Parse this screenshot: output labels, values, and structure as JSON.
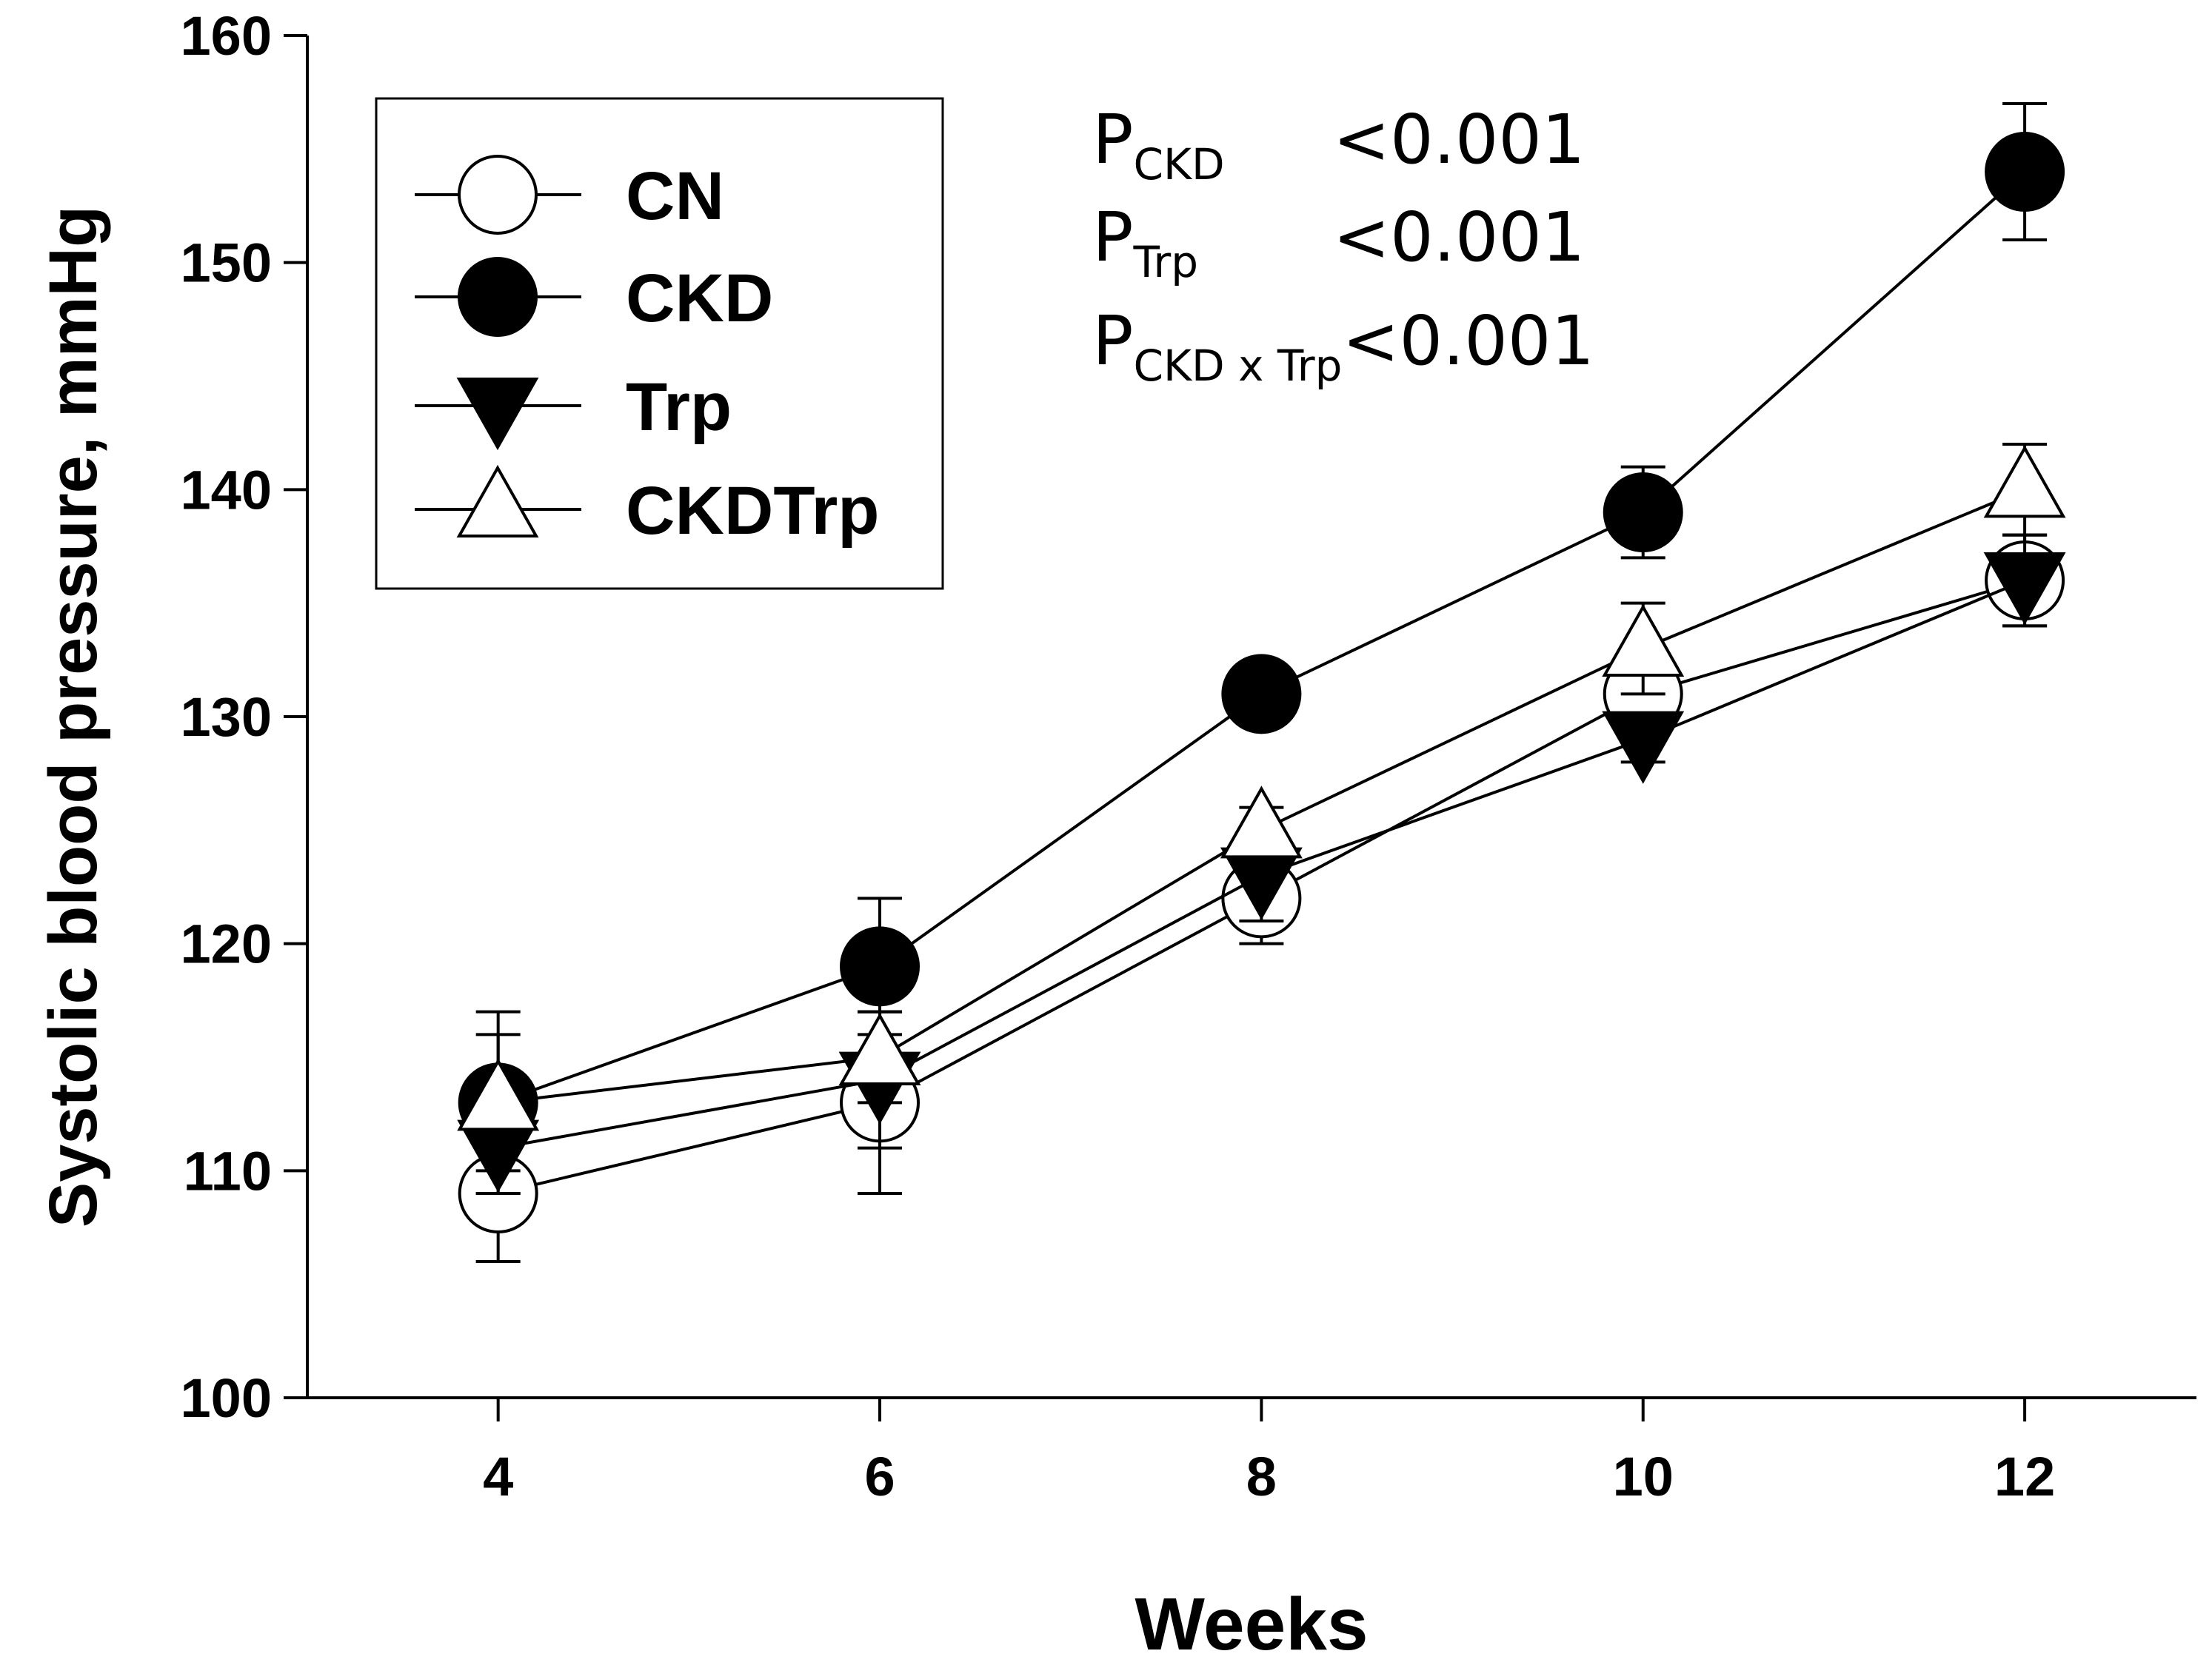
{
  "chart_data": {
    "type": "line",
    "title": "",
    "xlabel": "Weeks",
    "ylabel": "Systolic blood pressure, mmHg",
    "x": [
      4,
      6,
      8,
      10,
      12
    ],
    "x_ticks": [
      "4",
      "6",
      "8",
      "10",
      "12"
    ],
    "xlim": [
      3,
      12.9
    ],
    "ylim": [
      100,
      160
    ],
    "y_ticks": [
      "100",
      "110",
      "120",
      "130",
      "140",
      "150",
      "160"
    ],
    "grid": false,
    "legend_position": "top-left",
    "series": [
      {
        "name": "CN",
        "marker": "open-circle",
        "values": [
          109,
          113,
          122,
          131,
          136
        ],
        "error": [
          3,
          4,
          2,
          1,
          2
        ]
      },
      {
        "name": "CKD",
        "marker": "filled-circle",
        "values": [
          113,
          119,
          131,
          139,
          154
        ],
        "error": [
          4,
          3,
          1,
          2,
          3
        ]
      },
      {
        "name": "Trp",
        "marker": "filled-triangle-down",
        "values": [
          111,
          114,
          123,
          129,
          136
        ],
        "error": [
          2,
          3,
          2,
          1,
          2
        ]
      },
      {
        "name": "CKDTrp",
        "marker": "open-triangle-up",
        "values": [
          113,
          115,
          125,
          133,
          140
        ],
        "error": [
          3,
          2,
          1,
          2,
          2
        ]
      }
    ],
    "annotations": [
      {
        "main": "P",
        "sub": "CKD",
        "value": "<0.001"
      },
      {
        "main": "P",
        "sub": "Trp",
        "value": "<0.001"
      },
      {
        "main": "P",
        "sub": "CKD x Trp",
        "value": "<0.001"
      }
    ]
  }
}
################
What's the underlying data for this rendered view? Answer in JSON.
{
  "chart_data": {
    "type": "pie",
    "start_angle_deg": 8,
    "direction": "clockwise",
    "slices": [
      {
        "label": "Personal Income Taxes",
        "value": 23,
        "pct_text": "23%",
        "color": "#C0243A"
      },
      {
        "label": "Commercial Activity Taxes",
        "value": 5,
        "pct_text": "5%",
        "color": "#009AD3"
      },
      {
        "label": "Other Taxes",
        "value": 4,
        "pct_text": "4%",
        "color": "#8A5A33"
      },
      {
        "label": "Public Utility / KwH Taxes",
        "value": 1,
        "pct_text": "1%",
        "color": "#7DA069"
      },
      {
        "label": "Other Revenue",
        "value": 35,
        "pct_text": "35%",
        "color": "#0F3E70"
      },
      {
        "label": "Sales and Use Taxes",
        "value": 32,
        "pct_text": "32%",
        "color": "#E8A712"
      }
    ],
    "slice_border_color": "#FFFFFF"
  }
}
################
Job → Pick out every line holding the string "circle" and return it.

Exercise response →
        "marker": "open-circle",
        "marker": "filled-circle",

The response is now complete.